• _INSTRUCTIONS TO FOLLOW_: List each line of the data that holds the string "title".

■ ■ ■ ■ ■ ■ ■

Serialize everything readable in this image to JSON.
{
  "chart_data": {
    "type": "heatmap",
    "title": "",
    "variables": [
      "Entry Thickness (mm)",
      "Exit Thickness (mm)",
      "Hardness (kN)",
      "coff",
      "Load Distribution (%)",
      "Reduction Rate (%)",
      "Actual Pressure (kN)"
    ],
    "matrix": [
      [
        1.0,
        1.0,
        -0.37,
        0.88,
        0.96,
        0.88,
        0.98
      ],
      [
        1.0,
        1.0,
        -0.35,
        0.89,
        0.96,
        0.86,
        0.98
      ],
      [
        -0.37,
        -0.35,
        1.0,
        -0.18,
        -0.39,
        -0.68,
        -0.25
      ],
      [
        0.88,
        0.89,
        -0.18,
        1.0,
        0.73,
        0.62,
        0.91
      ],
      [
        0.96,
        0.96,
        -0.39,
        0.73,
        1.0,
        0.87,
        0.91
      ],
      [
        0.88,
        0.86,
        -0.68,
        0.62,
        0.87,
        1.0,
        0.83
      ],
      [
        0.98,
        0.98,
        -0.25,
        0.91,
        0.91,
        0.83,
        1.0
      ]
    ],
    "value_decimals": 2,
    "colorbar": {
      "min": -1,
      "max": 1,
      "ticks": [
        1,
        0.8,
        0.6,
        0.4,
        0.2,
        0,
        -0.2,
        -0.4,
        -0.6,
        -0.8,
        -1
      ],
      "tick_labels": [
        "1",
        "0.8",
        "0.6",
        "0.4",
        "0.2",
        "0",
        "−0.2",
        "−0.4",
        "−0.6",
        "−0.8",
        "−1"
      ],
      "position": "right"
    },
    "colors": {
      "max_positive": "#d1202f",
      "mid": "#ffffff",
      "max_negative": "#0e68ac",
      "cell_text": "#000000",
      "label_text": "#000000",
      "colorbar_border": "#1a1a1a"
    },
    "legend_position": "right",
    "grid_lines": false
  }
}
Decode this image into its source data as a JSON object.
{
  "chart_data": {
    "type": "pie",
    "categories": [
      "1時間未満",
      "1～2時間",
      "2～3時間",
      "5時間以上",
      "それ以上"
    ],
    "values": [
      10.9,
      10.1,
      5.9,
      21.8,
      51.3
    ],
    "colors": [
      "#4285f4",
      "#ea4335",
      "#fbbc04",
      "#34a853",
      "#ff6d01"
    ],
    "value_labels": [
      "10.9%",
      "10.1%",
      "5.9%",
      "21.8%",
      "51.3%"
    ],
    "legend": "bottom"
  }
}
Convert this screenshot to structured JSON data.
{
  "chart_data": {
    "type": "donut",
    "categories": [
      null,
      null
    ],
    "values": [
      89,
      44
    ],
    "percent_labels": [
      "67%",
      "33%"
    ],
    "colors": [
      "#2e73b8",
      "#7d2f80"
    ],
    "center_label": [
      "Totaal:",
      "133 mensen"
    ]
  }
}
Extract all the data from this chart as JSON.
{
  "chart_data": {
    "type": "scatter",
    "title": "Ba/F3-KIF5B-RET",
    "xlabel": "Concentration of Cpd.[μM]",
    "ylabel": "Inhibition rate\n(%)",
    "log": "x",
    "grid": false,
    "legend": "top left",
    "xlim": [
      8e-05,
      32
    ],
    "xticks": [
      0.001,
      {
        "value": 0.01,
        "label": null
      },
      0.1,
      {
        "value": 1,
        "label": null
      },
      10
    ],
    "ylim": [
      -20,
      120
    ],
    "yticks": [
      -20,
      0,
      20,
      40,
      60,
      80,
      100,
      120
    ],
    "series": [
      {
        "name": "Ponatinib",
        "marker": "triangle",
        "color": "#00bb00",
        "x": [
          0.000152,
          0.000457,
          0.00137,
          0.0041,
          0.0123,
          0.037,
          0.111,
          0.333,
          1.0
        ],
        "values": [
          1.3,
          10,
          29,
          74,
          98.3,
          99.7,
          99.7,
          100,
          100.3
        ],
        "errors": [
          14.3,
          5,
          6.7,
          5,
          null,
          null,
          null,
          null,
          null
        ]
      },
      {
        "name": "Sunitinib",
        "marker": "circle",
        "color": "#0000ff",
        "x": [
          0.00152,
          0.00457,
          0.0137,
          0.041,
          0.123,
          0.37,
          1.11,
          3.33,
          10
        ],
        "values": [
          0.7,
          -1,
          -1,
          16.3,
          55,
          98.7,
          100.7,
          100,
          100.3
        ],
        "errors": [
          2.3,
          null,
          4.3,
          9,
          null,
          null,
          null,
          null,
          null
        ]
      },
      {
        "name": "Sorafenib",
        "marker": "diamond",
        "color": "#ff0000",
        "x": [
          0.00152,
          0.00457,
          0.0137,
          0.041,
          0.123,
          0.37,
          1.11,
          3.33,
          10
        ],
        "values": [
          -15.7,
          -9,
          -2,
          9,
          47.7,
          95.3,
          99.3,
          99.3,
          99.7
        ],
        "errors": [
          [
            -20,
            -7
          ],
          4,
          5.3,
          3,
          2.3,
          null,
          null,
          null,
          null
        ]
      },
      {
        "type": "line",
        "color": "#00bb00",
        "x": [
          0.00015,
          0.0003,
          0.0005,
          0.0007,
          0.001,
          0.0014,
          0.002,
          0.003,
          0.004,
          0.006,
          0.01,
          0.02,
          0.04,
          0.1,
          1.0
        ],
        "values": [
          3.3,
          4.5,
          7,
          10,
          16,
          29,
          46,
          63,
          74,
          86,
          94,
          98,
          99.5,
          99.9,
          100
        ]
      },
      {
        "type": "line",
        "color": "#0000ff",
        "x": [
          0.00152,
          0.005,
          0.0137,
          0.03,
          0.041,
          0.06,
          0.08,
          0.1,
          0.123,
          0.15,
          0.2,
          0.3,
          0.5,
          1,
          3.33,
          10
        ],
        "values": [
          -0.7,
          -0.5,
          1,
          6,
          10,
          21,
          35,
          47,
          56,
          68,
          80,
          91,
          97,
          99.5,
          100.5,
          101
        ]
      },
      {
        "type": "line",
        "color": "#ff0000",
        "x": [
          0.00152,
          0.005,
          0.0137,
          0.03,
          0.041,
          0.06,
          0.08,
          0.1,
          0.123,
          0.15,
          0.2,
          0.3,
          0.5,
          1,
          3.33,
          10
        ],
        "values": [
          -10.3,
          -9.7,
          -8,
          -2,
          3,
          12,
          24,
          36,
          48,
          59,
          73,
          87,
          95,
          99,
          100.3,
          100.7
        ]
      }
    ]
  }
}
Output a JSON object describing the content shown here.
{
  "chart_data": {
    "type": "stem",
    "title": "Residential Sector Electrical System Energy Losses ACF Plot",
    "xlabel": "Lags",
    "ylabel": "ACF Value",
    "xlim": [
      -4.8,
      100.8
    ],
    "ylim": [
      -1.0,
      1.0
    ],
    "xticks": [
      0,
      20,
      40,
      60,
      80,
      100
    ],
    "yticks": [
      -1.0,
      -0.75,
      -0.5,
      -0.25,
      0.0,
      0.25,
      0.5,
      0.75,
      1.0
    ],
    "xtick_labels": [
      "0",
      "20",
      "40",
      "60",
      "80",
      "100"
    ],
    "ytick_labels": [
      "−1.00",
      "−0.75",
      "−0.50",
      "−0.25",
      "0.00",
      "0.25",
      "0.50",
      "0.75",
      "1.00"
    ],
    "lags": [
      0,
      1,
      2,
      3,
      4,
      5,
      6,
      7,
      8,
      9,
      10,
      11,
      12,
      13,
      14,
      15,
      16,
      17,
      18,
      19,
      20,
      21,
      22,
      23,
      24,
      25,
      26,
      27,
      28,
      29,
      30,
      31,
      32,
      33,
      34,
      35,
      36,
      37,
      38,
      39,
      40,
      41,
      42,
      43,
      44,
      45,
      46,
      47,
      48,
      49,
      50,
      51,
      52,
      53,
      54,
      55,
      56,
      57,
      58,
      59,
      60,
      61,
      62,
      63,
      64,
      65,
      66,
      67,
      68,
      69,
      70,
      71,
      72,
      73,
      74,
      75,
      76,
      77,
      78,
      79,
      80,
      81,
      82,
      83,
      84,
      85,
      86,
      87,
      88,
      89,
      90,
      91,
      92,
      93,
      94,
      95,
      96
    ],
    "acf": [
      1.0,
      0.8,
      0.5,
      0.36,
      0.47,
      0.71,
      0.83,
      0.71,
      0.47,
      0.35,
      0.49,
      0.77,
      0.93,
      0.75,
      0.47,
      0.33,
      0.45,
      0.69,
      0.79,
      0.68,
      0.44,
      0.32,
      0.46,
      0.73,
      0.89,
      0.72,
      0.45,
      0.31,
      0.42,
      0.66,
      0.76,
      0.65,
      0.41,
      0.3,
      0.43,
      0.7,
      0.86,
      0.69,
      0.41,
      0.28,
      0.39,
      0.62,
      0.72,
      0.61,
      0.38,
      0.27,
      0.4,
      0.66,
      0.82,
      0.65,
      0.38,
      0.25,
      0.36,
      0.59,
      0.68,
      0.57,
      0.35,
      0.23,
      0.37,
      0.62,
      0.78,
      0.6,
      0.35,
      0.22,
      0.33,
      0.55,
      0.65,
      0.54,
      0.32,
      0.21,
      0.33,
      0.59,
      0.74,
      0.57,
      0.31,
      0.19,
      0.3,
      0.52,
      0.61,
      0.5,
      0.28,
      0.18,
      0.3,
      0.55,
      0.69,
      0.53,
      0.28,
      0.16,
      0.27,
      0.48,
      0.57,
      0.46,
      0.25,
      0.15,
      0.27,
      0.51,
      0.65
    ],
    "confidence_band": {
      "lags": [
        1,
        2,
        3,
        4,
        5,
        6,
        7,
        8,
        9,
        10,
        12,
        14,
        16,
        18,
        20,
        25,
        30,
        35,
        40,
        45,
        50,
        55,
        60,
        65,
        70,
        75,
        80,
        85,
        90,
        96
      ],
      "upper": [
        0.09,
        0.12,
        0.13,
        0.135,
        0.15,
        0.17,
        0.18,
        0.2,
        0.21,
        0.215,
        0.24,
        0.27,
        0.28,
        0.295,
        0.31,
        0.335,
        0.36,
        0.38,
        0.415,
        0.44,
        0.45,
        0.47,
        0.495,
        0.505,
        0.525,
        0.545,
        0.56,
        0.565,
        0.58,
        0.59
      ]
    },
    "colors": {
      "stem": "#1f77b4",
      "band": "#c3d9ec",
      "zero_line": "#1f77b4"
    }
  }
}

■ ■ ■ ■ ■ ■ ■

• _CORRECT RESPONSE_:
    "title": "",
    "title": "Ba/F3-KIF5B-RET",
    "title": "Residential Sector Electrical System Energy Losses ACF Plot",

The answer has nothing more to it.